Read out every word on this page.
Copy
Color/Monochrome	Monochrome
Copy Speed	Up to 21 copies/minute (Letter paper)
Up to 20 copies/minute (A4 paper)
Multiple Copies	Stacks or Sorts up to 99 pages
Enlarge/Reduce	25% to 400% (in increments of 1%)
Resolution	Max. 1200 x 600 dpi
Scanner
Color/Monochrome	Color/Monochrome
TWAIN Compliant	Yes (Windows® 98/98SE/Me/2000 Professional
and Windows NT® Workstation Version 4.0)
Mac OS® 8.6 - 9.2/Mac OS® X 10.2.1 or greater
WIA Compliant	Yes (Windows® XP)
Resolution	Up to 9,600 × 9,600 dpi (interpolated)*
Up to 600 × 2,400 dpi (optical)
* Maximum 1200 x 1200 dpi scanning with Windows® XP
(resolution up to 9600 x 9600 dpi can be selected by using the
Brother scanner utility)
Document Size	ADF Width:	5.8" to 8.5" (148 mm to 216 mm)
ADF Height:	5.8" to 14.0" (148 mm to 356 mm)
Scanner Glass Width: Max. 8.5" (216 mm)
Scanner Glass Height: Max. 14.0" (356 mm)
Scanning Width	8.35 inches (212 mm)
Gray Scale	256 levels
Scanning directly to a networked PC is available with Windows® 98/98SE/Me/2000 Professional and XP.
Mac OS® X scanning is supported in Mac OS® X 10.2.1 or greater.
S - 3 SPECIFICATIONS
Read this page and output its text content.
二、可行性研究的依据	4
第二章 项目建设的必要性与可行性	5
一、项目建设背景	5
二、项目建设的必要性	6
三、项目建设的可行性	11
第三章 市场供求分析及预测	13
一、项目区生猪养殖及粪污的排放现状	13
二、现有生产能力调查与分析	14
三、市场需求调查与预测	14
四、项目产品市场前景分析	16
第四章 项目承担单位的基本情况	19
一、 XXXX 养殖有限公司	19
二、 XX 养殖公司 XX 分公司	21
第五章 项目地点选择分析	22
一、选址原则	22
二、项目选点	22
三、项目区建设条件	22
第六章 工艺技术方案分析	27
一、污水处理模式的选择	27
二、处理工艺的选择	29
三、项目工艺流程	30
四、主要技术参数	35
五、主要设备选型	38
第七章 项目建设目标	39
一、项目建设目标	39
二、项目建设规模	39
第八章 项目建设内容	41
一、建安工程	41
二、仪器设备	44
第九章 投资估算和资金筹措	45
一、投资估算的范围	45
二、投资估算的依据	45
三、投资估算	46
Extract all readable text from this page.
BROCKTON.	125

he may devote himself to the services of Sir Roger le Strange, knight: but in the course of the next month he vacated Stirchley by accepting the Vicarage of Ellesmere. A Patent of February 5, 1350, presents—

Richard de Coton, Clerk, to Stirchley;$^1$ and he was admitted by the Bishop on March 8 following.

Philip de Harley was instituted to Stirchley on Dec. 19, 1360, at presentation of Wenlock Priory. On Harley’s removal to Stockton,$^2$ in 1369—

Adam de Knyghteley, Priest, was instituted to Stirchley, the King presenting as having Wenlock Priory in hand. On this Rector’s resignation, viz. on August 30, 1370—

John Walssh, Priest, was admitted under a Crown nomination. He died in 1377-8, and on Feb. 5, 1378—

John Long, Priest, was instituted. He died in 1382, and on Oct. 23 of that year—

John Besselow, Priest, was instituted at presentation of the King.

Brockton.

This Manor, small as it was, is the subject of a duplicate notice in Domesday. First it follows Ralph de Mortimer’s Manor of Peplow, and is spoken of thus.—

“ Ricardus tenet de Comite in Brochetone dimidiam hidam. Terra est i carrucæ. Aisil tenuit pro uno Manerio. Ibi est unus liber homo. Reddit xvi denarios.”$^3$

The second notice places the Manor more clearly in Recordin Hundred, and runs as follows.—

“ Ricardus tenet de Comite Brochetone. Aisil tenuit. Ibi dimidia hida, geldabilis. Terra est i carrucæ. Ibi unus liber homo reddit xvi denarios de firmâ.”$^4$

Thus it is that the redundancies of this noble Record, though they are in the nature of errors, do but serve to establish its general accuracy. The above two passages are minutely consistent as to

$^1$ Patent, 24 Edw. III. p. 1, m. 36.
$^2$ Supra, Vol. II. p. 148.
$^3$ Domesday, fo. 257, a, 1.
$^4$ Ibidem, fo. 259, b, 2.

* **Task directions**
Please reproduce each record precisely as written.

* **Result for this exercise**
Read out every word on this page.
Copy
Color/Monochrome	Monochrome
Copy Speed	Up to 21 copies/minute (Letter paper)
Up to 20 copies/minute (A4 paper)
Multiple Copies	Stacks or Sorts up to 99 pages
Enlarge/Reduce	25% to 400% (in increments of 1%)
Resolution	Max. 1200 x 600 dpi
Scanner
Color/Monochrome	Color/Monochrome
TWAIN Compliant	Yes (Windows® 98/98SE/Me/2000 Professional
and Windows NT® Workstation Version 4.0)
Mac OS® 8.6 - 9.2/Mac OS® X 10.2.1 or greater
WIA Compliant	Yes (Windows® XP)
Resolution	Up to 9,600 × 9,600 dpi (interpolated)*
Up to 600 × 2,400 dpi (optical)
* Maximum 1200 x 1200 dpi scanning with Windows® XP
(resolution up to 9600 x 9600 dpi can be selected by using the
Brother scanner utility)
Document Size	ADF Width:	5.8" to 8.5" (148 mm to 216 mm)
ADF Height:	5.8" to 14.0" (148 mm to 356 mm)
Scanner Glass Width: Max. 8.5" (216 mm)
Scanner Glass Height: Max. 14.0" (356 mm)
Scanning Width	8.35 inches (212 mm)
Gray Scale	256 levels
Scanning directly to a networked PC is available with Windows® 98/98SE/Me/2000 Professional and XP.
Mac OS® X scanning is supported in Mac OS® X 10.2.1 or greater.
S - 3 SPECIFICATIONS
Read this page and output its text content.
二、可行性研究的依据	4
第二章 项目建设的必要性与可行性	5
一、项目建设背景	5
二、项目建设的必要性	6
三、项目建设的可行性	11
第三章 市场供求分析及预测	13
一、项目区生猪养殖及粪污的排放现状	13
二、现有生产能力调查与分析	14
三、市场需求调查与预测	14
四、项目产品市场前景分析	16
第四章 项目承担单位的基本情况	19
一、 XXXX 养殖有限公司	19
二、 XX 养殖公司 XX 分公司	21
第五章 项目地点选择分析	22
一、选址原则	22
二、项目选点	22
三、项目区建设条件	22
第六章 工艺技术方案分析	27
一、污水处理模式的选择	27
二、处理工艺的选择	29
三、项目工艺流程	30
四、主要技术参数	35
五、主要设备选型	38
第七章 项目建设目标	39
一、项目建设目标	39
二、项目建设规模	39
第八章 项目建设内容	41
一、建安工程	41
二、仪器设备	44
第九章 投资估算和资金筹措	45
一、投资估算的范围	45
二、投资估算的依据	45
三、投资估算	46
Extract all readable text from this page.
BROCKTON.	125

he may devote himself to the services of Sir Roger le Strange, knight: but in the course of the next month he vacated Stirchley by accepting the Vicarage of Ellesmere. A Patent of February 5, 1350, presents—

Richard de Coton, Clerk, to Stirchley;$^1$ and he was admitted by the Bishop on March 8 following.

Philip de Harley was instituted to Stirchley on Dec. 19, 1360, at presentation of Wenlock Priory. On Harley’s removal to Stockton,$^2$ in 1369—

Adam de Knyghteley, Priest, was instituted to Stirchley, the King presenting as having Wenlock Priory in hand. On this Rector’s resignation, viz. on August 30, 1370—

John Walssh, Priest, was admitted under a Crown nomination. He died in 1377-8, and on Feb. 5, 1378—

John Long, Priest, was instituted. He died in 1382, and on Oct. 23 of that year—

John Besselow, Priest, was instituted at presentation of the King.

Brockton.

This Manor, small as it was, is the subject of a duplicate notice in Domesday. First it follows Ralph de Mortimer’s Manor of Peplow, and is spoken of thus.—

“ Ricardus tenet de Comite in Brochetone dimidiam hidam. Terra est i carrucæ. Aisil tenuit pro uno Manerio. Ibi est unus liber homo. Reddit xvi denarios.”$^3$

The second notice places the Manor more clearly in Recordin Hundred, and runs as follows.—

“ Ricardus tenet de Comite Brochetone. Aisil tenuit. Ibi dimidia hida, geldabilis. Terra est i carrucæ. Ibi unus liber homo reddit xvi denarios de firmâ.”$^4$

Thus it is that the redundancies of this noble Record, though they are in the nature of errors, do but serve to establish its general accuracy. The above two passages are minutely consistent as to

$^1$ Patent, 24 Edw. III. p. 1, m. 36.
$^2$ Supra, Vol. II. p. 148.
$^3$ Domesday, fo. 257, a, 1.
$^4$ Ibidem, fo. 259, b, 2.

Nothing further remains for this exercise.